Job:
Give, as a bare number, the count of lines that contain the word "defer".

[Dataset items]
● ● ● ● ● ● ●

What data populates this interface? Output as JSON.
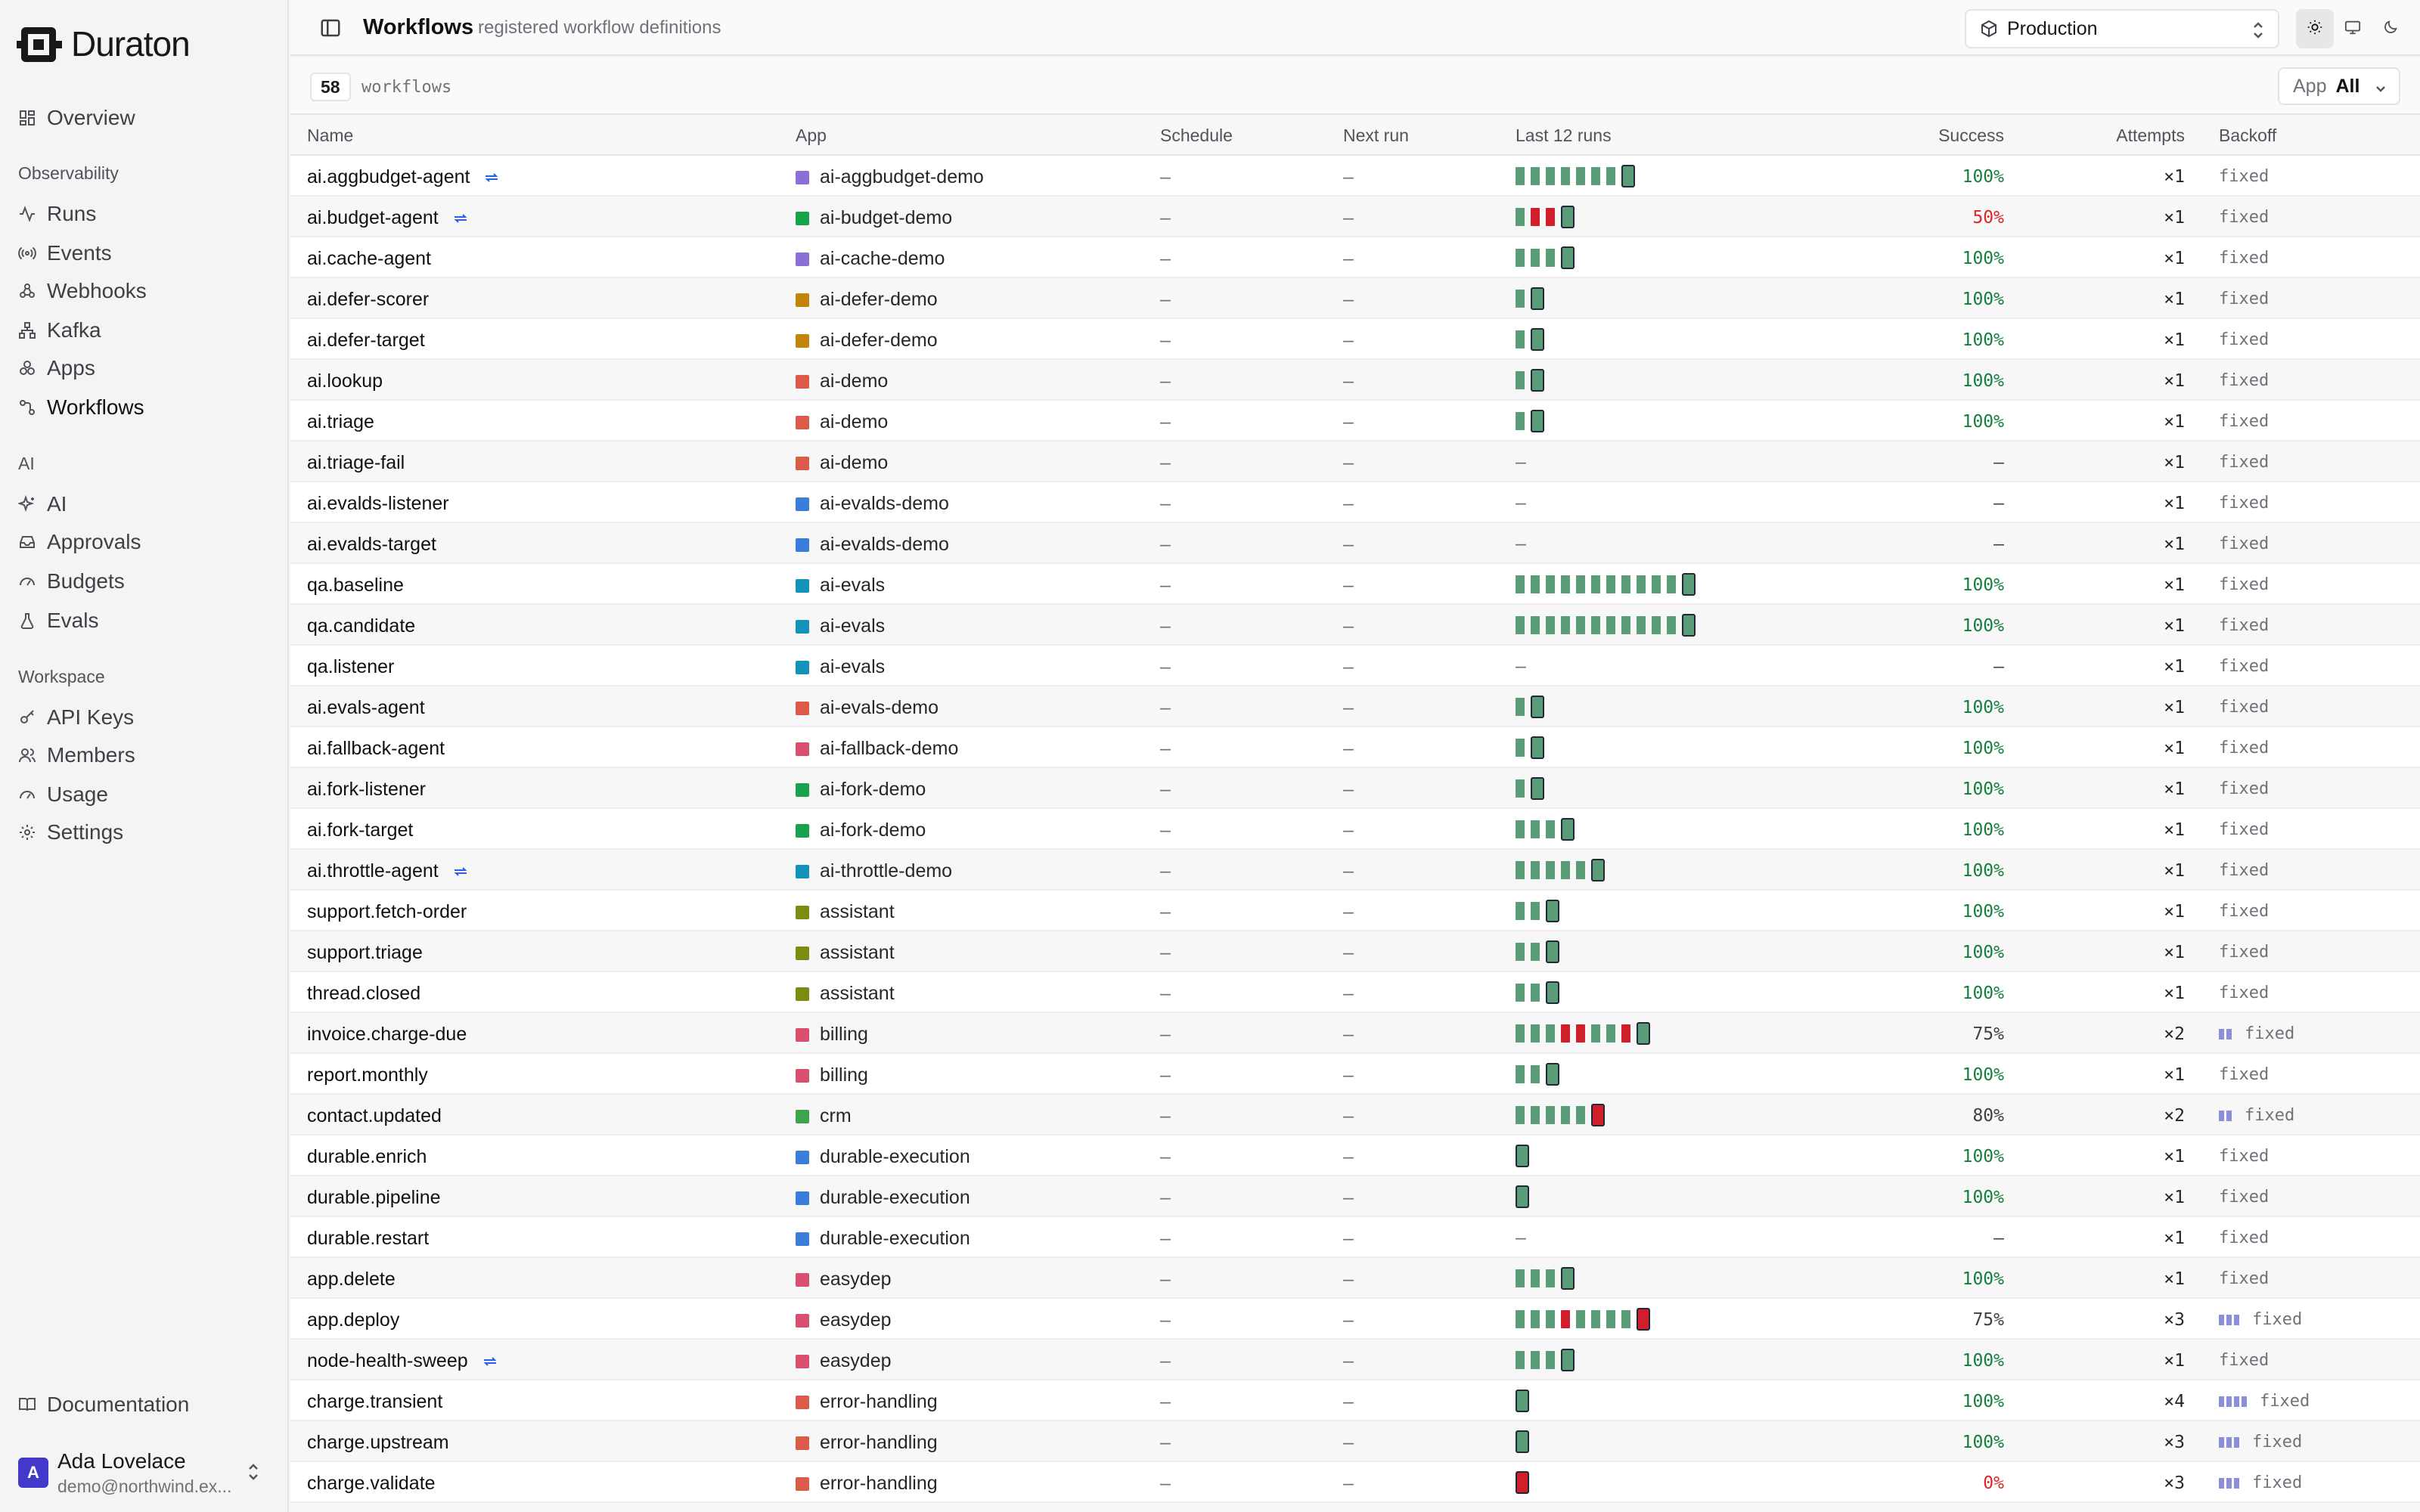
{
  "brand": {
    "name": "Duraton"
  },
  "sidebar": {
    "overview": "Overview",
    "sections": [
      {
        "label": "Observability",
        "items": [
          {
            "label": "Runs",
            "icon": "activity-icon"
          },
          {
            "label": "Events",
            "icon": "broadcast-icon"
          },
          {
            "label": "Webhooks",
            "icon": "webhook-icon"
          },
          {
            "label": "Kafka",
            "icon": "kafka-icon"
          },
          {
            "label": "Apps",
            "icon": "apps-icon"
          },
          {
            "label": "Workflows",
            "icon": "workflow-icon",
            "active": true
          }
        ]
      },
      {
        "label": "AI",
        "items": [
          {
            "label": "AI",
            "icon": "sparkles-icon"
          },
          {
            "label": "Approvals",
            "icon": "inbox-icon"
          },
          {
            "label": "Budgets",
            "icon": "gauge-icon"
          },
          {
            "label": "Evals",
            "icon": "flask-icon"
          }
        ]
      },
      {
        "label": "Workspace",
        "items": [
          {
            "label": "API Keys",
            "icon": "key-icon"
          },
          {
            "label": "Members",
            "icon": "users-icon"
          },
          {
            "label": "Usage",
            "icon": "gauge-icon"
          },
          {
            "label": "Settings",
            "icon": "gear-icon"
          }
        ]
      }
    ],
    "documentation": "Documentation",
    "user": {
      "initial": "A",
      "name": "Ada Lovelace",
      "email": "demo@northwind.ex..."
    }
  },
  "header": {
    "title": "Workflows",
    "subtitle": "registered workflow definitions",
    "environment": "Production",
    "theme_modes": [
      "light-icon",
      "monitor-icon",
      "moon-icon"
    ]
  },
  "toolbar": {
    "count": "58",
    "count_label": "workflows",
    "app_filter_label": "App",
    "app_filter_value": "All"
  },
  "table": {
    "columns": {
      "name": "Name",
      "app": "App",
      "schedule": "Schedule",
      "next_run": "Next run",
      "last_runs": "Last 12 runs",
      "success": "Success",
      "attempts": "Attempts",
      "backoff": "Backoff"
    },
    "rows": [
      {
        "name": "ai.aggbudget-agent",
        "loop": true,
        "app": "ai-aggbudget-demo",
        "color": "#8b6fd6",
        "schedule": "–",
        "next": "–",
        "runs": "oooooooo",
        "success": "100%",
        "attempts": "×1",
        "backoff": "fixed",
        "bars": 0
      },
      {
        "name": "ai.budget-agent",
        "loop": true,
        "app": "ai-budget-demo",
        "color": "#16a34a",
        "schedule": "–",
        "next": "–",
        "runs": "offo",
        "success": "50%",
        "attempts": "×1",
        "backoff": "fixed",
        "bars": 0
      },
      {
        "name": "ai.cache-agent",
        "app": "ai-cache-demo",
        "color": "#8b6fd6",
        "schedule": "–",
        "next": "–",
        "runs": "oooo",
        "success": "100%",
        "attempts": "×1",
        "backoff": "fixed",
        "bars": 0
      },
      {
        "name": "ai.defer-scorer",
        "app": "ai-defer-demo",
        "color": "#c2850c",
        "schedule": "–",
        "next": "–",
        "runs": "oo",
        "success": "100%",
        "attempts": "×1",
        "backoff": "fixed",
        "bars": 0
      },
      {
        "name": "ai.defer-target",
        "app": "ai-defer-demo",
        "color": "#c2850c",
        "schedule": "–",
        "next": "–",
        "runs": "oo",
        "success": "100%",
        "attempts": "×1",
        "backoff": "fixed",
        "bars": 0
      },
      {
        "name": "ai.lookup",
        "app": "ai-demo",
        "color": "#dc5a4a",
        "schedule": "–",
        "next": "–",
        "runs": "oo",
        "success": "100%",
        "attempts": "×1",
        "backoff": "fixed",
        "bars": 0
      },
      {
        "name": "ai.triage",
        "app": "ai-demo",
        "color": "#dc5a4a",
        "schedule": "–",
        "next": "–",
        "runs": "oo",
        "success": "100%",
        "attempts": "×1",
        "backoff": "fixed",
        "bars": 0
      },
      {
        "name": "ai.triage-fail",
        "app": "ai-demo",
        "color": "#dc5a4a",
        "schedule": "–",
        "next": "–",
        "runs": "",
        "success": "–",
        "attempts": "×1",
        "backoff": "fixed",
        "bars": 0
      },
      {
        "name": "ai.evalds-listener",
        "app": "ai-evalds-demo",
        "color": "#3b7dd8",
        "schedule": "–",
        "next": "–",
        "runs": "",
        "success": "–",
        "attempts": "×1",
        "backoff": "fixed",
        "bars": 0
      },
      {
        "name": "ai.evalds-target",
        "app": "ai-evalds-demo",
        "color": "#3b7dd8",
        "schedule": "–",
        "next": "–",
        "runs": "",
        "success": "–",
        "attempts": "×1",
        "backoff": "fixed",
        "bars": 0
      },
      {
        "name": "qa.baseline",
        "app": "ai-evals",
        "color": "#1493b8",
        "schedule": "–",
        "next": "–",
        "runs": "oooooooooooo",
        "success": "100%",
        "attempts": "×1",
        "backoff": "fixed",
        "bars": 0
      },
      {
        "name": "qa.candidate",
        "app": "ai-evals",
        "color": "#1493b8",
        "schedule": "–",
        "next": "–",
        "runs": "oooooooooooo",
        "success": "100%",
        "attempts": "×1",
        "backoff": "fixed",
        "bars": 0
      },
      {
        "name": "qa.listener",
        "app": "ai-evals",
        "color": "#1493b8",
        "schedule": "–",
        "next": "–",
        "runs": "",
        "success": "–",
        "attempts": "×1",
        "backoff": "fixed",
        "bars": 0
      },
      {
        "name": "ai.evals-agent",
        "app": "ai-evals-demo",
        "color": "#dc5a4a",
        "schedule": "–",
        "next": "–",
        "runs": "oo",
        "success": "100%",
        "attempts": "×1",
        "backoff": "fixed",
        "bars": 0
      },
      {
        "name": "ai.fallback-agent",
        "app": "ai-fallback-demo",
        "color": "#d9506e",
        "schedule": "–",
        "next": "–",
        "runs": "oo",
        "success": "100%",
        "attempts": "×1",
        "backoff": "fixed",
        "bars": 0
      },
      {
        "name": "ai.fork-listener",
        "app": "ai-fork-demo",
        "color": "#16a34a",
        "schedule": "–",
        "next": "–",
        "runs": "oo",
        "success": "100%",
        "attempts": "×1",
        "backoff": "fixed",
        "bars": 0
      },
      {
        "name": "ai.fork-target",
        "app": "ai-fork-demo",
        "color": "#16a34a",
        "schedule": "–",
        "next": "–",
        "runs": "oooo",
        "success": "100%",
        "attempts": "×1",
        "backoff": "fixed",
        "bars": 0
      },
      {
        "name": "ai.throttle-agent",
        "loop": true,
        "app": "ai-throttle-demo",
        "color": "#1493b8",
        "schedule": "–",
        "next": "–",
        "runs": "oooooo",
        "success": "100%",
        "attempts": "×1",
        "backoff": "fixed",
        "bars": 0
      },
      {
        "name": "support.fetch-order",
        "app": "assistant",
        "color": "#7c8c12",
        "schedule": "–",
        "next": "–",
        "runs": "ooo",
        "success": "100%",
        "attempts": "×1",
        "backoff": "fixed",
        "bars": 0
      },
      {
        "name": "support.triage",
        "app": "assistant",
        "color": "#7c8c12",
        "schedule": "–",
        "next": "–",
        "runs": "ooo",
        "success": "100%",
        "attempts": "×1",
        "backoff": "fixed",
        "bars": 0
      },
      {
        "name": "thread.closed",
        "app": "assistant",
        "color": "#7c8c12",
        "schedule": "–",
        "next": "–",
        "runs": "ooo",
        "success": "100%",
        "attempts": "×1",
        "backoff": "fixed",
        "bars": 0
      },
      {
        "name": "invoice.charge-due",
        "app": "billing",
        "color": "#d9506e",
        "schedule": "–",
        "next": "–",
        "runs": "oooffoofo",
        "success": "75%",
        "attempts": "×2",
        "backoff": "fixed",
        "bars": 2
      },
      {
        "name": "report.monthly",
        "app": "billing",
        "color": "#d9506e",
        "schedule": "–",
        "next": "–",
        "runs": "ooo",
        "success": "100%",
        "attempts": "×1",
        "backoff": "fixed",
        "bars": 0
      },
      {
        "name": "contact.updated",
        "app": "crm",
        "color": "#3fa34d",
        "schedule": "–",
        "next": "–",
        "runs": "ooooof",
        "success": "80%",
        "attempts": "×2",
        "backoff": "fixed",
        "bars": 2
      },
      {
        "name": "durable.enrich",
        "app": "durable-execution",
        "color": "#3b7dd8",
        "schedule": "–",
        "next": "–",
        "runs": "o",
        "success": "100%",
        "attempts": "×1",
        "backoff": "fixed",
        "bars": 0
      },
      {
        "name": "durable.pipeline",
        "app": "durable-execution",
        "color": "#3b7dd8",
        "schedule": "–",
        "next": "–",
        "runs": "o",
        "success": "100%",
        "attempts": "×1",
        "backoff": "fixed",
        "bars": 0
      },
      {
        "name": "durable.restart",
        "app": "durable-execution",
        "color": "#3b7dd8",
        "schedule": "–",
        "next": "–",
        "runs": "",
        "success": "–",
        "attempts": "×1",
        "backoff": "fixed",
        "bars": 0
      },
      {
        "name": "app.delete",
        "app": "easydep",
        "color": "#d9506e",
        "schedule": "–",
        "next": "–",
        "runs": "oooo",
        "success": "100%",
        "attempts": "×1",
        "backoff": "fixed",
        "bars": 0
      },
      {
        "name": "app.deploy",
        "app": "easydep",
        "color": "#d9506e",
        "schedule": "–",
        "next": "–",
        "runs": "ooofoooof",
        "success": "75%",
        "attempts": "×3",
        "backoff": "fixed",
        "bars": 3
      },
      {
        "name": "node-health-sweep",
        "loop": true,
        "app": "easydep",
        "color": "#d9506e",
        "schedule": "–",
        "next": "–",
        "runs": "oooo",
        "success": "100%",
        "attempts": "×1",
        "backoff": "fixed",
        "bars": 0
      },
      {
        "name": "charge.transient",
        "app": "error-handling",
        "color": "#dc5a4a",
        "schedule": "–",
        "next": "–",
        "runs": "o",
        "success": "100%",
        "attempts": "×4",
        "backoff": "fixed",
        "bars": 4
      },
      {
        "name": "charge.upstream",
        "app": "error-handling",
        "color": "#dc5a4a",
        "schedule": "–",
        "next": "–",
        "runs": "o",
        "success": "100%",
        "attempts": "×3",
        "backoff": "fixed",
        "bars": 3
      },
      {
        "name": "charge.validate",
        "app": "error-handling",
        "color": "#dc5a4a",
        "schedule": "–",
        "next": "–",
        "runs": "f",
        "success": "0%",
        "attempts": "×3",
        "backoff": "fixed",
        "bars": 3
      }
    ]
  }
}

● ● ● ● ● ● ●

Task result:
4